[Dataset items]
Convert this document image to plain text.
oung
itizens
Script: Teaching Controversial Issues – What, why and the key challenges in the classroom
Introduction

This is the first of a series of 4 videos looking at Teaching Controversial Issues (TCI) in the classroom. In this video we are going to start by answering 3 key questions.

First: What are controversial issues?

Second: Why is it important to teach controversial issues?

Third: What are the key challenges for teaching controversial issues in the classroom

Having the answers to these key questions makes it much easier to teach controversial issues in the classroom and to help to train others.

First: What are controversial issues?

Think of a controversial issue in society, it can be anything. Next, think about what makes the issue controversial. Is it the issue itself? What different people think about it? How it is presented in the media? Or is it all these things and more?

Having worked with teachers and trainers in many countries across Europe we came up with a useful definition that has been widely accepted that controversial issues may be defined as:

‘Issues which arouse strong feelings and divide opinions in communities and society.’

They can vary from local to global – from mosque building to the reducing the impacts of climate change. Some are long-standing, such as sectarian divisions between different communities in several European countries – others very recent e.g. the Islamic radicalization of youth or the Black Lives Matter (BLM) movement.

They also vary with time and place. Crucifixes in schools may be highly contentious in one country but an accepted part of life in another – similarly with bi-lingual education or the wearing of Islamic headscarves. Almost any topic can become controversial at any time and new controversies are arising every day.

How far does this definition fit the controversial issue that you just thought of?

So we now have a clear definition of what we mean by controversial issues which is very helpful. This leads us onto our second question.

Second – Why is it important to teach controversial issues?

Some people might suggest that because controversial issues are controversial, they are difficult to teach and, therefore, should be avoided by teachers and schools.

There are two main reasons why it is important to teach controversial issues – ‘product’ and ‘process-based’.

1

GIVEN INSTRUCTION:
Return all the lines that contain the string "people".

COMPLETE ANSWER:
Think of a controversial issue in society, it can be anything. Next, think about what makes the issue controversial. Is it the issue itself? What different people think about it? How it is presented in the media? Or is it all these things and more?
Some people might suggest that because controversial issues are controversial, they are difficult to teach and, therefore, should be avoided by teachers and schools.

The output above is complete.